##### DATA TO USE

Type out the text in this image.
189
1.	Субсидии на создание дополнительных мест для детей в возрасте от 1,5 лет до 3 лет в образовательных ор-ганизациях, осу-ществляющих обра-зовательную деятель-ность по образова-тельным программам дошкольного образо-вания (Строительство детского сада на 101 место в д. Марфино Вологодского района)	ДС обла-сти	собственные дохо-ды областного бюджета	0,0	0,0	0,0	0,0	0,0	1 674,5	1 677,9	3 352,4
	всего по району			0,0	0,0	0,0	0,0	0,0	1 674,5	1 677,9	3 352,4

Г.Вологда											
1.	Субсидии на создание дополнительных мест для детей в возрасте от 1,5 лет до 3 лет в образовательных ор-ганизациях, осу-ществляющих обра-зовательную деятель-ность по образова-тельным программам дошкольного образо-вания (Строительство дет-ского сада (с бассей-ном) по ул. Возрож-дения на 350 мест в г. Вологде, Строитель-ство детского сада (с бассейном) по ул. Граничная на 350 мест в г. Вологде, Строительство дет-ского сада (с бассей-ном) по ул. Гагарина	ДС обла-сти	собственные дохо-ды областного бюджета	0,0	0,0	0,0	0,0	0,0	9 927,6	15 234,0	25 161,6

##########
##### DATA TO USE

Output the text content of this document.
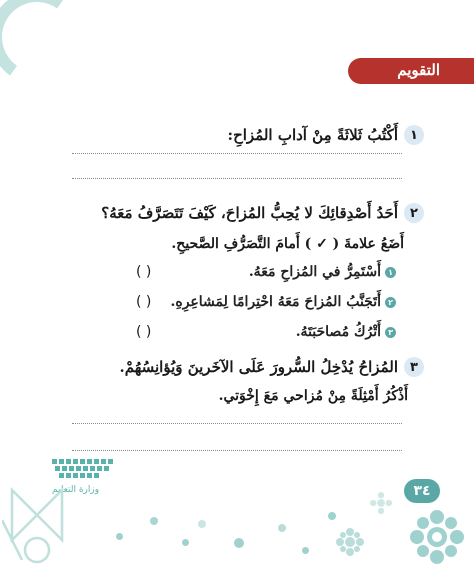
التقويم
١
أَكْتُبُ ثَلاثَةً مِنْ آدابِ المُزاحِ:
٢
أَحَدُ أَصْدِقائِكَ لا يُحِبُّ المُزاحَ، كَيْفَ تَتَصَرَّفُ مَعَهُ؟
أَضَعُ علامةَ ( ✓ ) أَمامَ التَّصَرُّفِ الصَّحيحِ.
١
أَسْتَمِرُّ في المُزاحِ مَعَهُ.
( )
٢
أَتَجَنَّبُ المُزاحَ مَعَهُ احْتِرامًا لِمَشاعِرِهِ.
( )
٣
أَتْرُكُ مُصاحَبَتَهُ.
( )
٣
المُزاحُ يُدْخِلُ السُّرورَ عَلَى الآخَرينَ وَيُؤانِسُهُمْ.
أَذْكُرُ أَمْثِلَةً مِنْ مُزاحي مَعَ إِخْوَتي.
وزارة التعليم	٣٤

##########

_WHAT THE EXERCISE ASKS_
Which lines contain the word "this"? Return each of them.

_THE OUTPUT_
Type out the text in this image.
Output the text content of this document.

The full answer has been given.